• [Short exercise A] In the campaign thread, what is the name of the local inn that the Cart Driver guides the group to?
• [Short exercise B] Translate this sentence from the campaign thread into Spanish: "Tired from the last few days they pay for rooms and get some rest."

• [Excerpt]
┄┄┄┄┄┄┄┄┄┄
That evening they make it safely to Borcester and assist in the unloading of the cargo. Looking for a place to stay for the evening the Cart Driver guides them to the local inn, The Lost Shepherd.

DM’s Notes: Another wonderful session. I made a few mistakes. Sylar was hiding among the cargo and i didn’t have every enemy roll perception to spot him, only the ones that were adjacent to him. 
My players really enjoyed the pirate encounter, complimenting me on the way i pulled it off. What i did was have the players on a 2x3 square barge going down the river (i pictured it as a large raft with a tent canopy on top). the pirates themselves also had an identical barge. one thing they liked was throughout the day I asked them to roll for the encounters. and let it go as it fell. every turn the players barge moved 2 squares up river and the pirates moved 10 feet towards them until they were able to tie the barged together and attack within melee range.


----------



## Morrus

It seems to be going well! Are you enjoying it?

Incidentally, Borcester is pronounced like other - real world - places, such as Worcester, spelled like that: Borster.


----------



## Crispy120286

I actually live in Worcester so it wasn't any different for me 

And I'm really enjoying it, its a ton of fun to run and i love the look on the players faces when they see a monster that way outmatches them.


----------



## Crispy120286

*Session 3*

Gozran 15 (continue)
That evening the adventurers stayed at the Lost Shepherd. Tired from the last few days they pay for rooms and get some rest. Alexander learning more about his abilities begins to wonder what is happening to him. "I do see fire, maybe Serenrae?" with this he falls asleep. Later that night he gets a flashback, He and his mentor with an army of knights and mages are heading towards Skill Mountain. The dragon appears overhead and starts slaughtering everyone. Alexander one of the last ones alive raises his shield as the dragon looms overhead and with a sharp intake of breath, breathes fire down upon the last survivor.
┄┄┄┄┄┄┄┄┄┄
[Stored items]
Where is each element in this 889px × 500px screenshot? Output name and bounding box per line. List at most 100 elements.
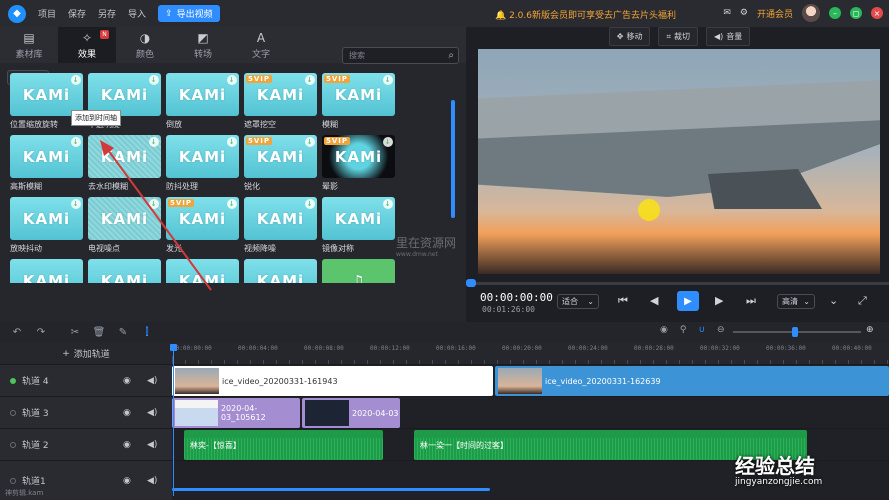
download-icon[interactable]: ↓ [383,137,393,147]
move-button[interactable]: ✥ 移动 [608,27,651,46]
split-icon[interactable]: ⫿ [140,327,154,338]
effect-thumbnail[interactable]: KAMi ↓ [10,135,83,178]
eye-icon[interactable]: ◉ [123,408,131,418]
pencil-icon[interactable]: ✎ [116,327,130,338]
effect-thumbnail[interactable]: KAMi 5VIP ↓ [322,135,395,178]
redo-icon[interactable]: ↷ [34,327,48,338]
effect-item[interactable]: KAMi ↓ 高斯模糊 [10,135,83,192]
tab-text[interactable]: A 文字 [232,27,290,63]
effects-scrollbar[interactable] [451,100,455,218]
eye-icon[interactable]: ◉ [123,476,131,486]
download-icon[interactable]: ↓ [383,199,393,209]
progress-knob[interactable] [466,279,476,287]
play-button[interactable]: ▶ [677,291,699,311]
effect-item[interactable]: KAMi ↓ 去水印模糊 [88,135,161,192]
speaker-icon[interactable]: ◀) [147,408,157,418]
download-icon[interactable]: ↓ [383,75,393,85]
promo-banner[interactable]: 🔔 2.0.6新版会员即可享受去广告去片头福利 [495,8,676,21]
effect-item[interactable]: KAMi [10,259,83,283]
crop-button[interactable]: ⌗ 裁切 [658,27,698,46]
message-icon[interactable]: ✉ [723,8,731,18]
effect-thumbnail[interactable]: KAMi ↓ [322,197,395,240]
effect-item[interactable]: KAMi 5VIP ↓ 锐化 [244,135,317,192]
add-track-button[interactable]: + 添加轨道 [0,342,172,365]
export-video-button[interactable]: ⇪ 导出视频 [158,5,220,22]
clip-audio-jingxi[interactable]: 林奕-【惊喜】 [184,430,383,460]
effect-item[interactable]: KAMi ↓ 放映抖动 [10,197,83,254]
tab-effects[interactable]: ✧ 效果 N [58,27,116,63]
effect-item[interactable]: KAMi [244,259,317,283]
download-icon[interactable]: ↓ [149,75,159,85]
download-icon[interactable]: ↓ [227,75,237,85]
effect-thumbnail[interactable]: KAMi ↓ [88,135,161,178]
magnet-icon[interactable]: ∪ [698,325,705,335]
fit-select[interactable]: 适合 ⌄ [557,294,599,309]
speaker-icon[interactable]: ◀) [147,376,157,386]
timeline-scrollbar[interactable] [172,488,490,491]
quality-select[interactable]: 高清 ⌄ [777,294,815,309]
download-icon[interactable]: ↓ [305,75,315,85]
fullscreen-icon[interactable]: ⤢ [858,294,867,308]
time-ruler[interactable]: 00:00:00:00 00:00:04:00 00:00:08:00 00:00:1… [172,342,889,364]
effect-thumbnail[interactable]: KAMi 5VIP ↓ [244,135,317,178]
effect-item[interactable]: KAMi ↓ 防抖处理 [166,135,239,192]
tab-transition[interactable]: ◩ 转场 [174,27,232,63]
menu-project[interactable]: 项目 [38,7,56,20]
volume-button[interactable]: ◀) 音量 [705,27,751,46]
download-icon[interactable]: ↓ [227,199,237,209]
effect-item[interactable]: KAMi [88,259,161,283]
effect-thumbnail[interactable]: KAMi ↓ [166,73,239,116]
zoom-knob[interactable] [792,327,798,337]
step-forward-icon[interactable]: ▶ [715,294,723,307]
clip-image-105612[interactable]: 2020-04-03_105612 [172,398,300,428]
menu-save[interactable]: 保存 [68,7,86,20]
effect-item[interactable]: KAMi ↓ 镜像对称 [322,197,395,254]
download-icon[interactable]: ↓ [71,75,81,85]
gear-icon[interactable]: ⚙ [740,8,748,18]
download-icon[interactable]: ↓ [227,137,237,147]
download-icon[interactable]: ↓ [149,199,159,209]
effect-thumbnail[interactable]: KAMi [88,259,161,283]
track-header[interactable]: 轨道 4 ◉ ◀) [0,364,172,396]
effect-thumbnail[interactable]: KAMi ↓ [88,197,161,240]
speaker-icon[interactable]: ◀) [147,476,157,486]
effect-thumbnail[interactable]: KAMi ↓ [10,197,83,240]
zoom-out-icon[interactable]: ⊖ [717,325,725,335]
download-icon[interactable]: ↓ [71,137,81,147]
vip-link[interactable]: 开通会员 [757,7,793,20]
effect-thumbnail[interactable]: KAMi ↓ [166,135,239,178]
close-icon[interactable]: × [871,7,883,19]
track-header[interactable]: 轨道 2 ◉ ◀) [0,428,172,460]
clip-video-161943[interactable]: ice_video_20200331-161943 [172,366,493,396]
playhead[interactable] [173,346,174,496]
skip-end-icon[interactable]: ⏭ [746,294,756,308]
step-back-icon[interactable]: ◀ [650,294,658,307]
collapse-icon[interactable]: ⌄ [829,294,838,307]
effect-item[interactable]: KAMi 5VIP ↓ 晕影 [322,135,395,192]
effect-thumbnail[interactable]: ♫ [322,259,395,283]
clip-image-0403[interactable]: 2020-04-03 [302,398,400,428]
effect-item[interactable]: KAMi 5VIP ↓ 发光 [166,197,239,254]
minimize-icon[interactable]: – [829,7,841,19]
effect-thumbnail[interactable]: KAMi ↓ [244,197,317,240]
playback-progress[interactable] [469,282,889,285]
avatar[interactable] [802,4,820,22]
track-header[interactable]: 轨道 3 ◉ ◀) [0,396,172,428]
effect-item[interactable]: ♫ [322,259,395,283]
download-icon[interactable]: ↓ [149,137,159,147]
effect-thumbnail[interactable]: KAMi 5VIP ↓ [322,73,395,116]
clip-video-162639[interactable]: ice_video_20200331-162639 [495,366,889,396]
search-icon[interactable]: ⌕ [448,50,454,61]
effect-thumbnail[interactable]: KAMi [244,259,317,283]
effect-item[interactable]: KAMi ↓ 视频降噪 [244,197,317,254]
effect-thumbnail[interactable]: KAMi [166,259,239,283]
eye-icon[interactable]: ◉ [123,376,131,386]
eye-icon[interactable]: ◉ [123,440,131,450]
download-icon[interactable]: ↓ [71,199,81,209]
search-input[interactable]: 搜索 ⌕ [342,47,459,64]
effect-thumbnail[interactable]: KAMi [10,259,83,283]
menu-save-as[interactable]: 另存 [98,7,116,20]
effect-thumbnail[interactable]: KAMi 5VIP ↓ [166,197,239,240]
download-icon[interactable]: ↓ [305,137,315,147]
skip-start-icon[interactable]: ⏮ [618,294,628,308]
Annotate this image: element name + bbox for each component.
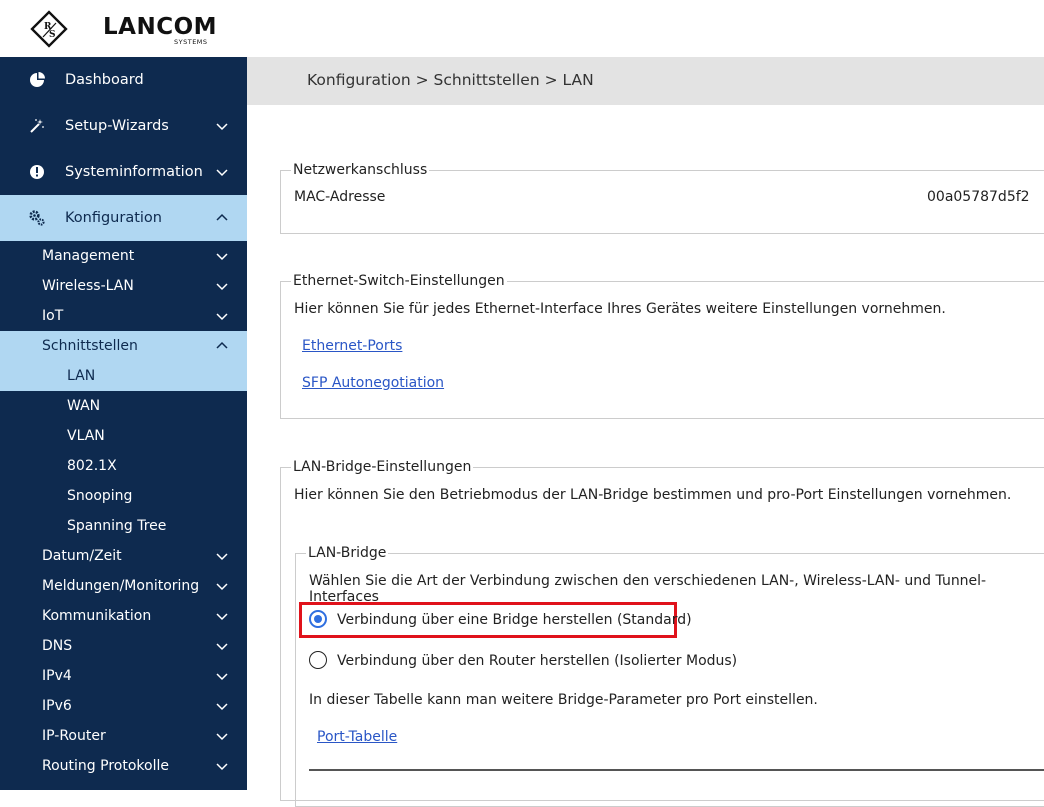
chevron-down-icon [216, 703, 228, 711]
sidebar-item-datum-zeit[interactable]: Datum/Zeit [0, 541, 247, 571]
sidebar-item-label: Systeminformation [65, 164, 203, 180]
sidebar-item-spanning-tree[interactable]: Spanning Tree [0, 511, 247, 541]
chevron-down-icon [216, 313, 228, 321]
sidebar-item-wireless-lan[interactable]: Wireless-LAN [0, 271, 247, 301]
chevron-down-icon [216, 169, 228, 177]
info-icon [30, 165, 44, 179]
wand-icon [30, 119, 44, 133]
chevron-down-icon [216, 583, 228, 591]
divider [309, 769, 1044, 771]
bridge-mode-label-bridge: Verbindung über eine Bridge herstellen (… [337, 612, 692, 628]
chevron-down-icon [216, 643, 228, 651]
sidebar-item-meldungen-monitoring[interactable]: Meldungen/Monitoring [0, 571, 247, 601]
port-table-description: In dieser Tabelle kann man weitere Bridg… [309, 692, 818, 708]
chevron-down-icon [216, 283, 228, 291]
chevron-down-icon [216, 763, 228, 771]
sidebar-item-konfiguration[interactable]: Konfiguration [0, 195, 247, 241]
bridge-mode-radio-bridge[interactable] [309, 610, 327, 628]
sidebar-item-dashboard[interactable]: Dashboard [0, 57, 247, 103]
sidebar-item-label: Management [42, 248, 135, 264]
switch-description: Hier können Sie für jedes Ethernet-Inter… [294, 301, 946, 317]
sidebar-item-label: IPv6 [42, 698, 72, 714]
sidebar-item-dns[interactable]: DNS [0, 631, 247, 661]
sidebar-item-label: VLAN [67, 428, 105, 444]
section-legend: Netzwerkanschluss [293, 162, 428, 178]
chevron-down-icon [216, 123, 228, 131]
svg-text:S: S [49, 30, 56, 40]
sidebar-item-kommunikation[interactable]: Kommunikation [0, 601, 247, 631]
bridge-inner-description: Wählen Sie die Art der Verbindung zwisch… [309, 573, 987, 605]
top-bar: R S LANCOM SYSTEMS [0, 0, 1044, 57]
chevron-down-icon [216, 613, 228, 621]
sidebar-item-label: DNS [42, 638, 73, 654]
sidebar-item-routing-protokolle[interactable]: Routing Protokolle [0, 751, 247, 781]
dashboard-icon [30, 72, 45, 87]
sidebar-item-ipv6[interactable]: IPv6 [0, 691, 247, 721]
port-table-link[interactable]: Port-Tabelle [317, 729, 397, 745]
bridge-mode-radio-router[interactable] [309, 651, 327, 669]
chevron-down-icon [216, 253, 228, 261]
sidebar-item-label: Datum/Zeit [42, 548, 122, 564]
sidebar-item-8021x[interactable]: 802.1X [0, 451, 247, 481]
chevron-down-icon [216, 553, 228, 561]
chevron-down-icon [216, 673, 228, 681]
sidebar-item-label: Dashboard [65, 72, 144, 88]
sidebar-item-label: LAN [67, 368, 96, 384]
sidebar-item-label: 802.1X [67, 458, 117, 474]
chevron-down-icon [216, 733, 228, 741]
sidebar-item-label: Setup-Wizards [65, 118, 169, 134]
sidebar-item-label: Routing Protokolle [42, 758, 169, 774]
sidebar-item-ip-router[interactable]: IP-Router [0, 721, 247, 751]
sidebar-item-label: Wireless-LAN [42, 278, 134, 294]
breadcrumb-bar: Konfiguration > Schnittstellen > LAN [247, 57, 1044, 105]
ethernet-ports-link[interactable]: Ethernet-Ports [302, 338, 402, 354]
sidebar-item-systeminformation[interactable]: Systeminformation [0, 149, 247, 195]
bridge-mode-label-router: Verbindung über den Router herstellen (I… [337, 653, 738, 669]
sidebar-item-label: WAN [67, 398, 101, 414]
brand-name: LANCOM [103, 14, 218, 40]
brand-sub: SYSTEMS [174, 38, 208, 46]
sidebar-item-label: IP-Router [42, 728, 106, 744]
sidebar: Dashboard Setup-Wizards Systeminformatio… [0, 57, 247, 790]
sidebar-item-label: Kommunikation [42, 608, 152, 624]
chevron-up-icon [216, 213, 228, 221]
breadcrumb: Konfiguration > Schnittstellen > LAN [307, 71, 594, 89]
sidebar-item-setup-wizards[interactable]: Setup-Wizards [0, 103, 247, 149]
mac-address-value: 00a05787d5f2 [927, 189, 1030, 205]
sidebar-item-label: Konfiguration [65, 210, 162, 226]
section-legend: Ethernet-Switch-Einstellungen [293, 273, 505, 289]
sidebar-item-management[interactable]: Management [0, 241, 247, 271]
sidebar-item-label: Schnittstellen [42, 338, 138, 354]
sidebar-item-lan[interactable]: LAN [0, 361, 247, 391]
sidebar-item-label: IoT [42, 308, 64, 324]
sfp-autonegotiation-link[interactable]: SFP Autonegotiation [302, 375, 444, 391]
sidebar-item-vlan[interactable]: VLAN [0, 421, 247, 451]
section-legend: LAN-Bridge-Einstellungen [293, 459, 472, 475]
chevron-up-icon [216, 341, 228, 349]
rs-emblem-icon: R S [30, 10, 68, 48]
sidebar-item-wan[interactable]: WAN [0, 391, 247, 421]
sidebar-item-label: Meldungen/Monitoring [42, 578, 200, 594]
mac-address-label: MAC-Adresse [294, 189, 386, 205]
sidebar-item-label: IPv4 [42, 668, 72, 684]
sidebar-item-label: Spanning Tree [67, 518, 167, 534]
sidebar-item-ipv4[interactable]: IPv4 [0, 661, 247, 691]
sidebar-item-schnittstellen[interactable]: Schnittstellen [0, 331, 247, 361]
section-legend: LAN-Bridge [308, 545, 387, 561]
sidebar-item-snooping[interactable]: Snooping [0, 481, 247, 511]
bridge-description: Hier können Sie den Betriebmodus der LAN… [294, 487, 1012, 503]
sidebar-item-label: Snooping [67, 488, 133, 504]
sidebar-item-iot[interactable]: IoT [0, 301, 247, 331]
gears-icon [29, 210, 45, 226]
┄┄┄┄┄┄┄┄┄┄
• [Correct response A] The Lost Shepherd

• [Correct response B] Cansados de los últimos días, pagan unas habitaciones y descansan.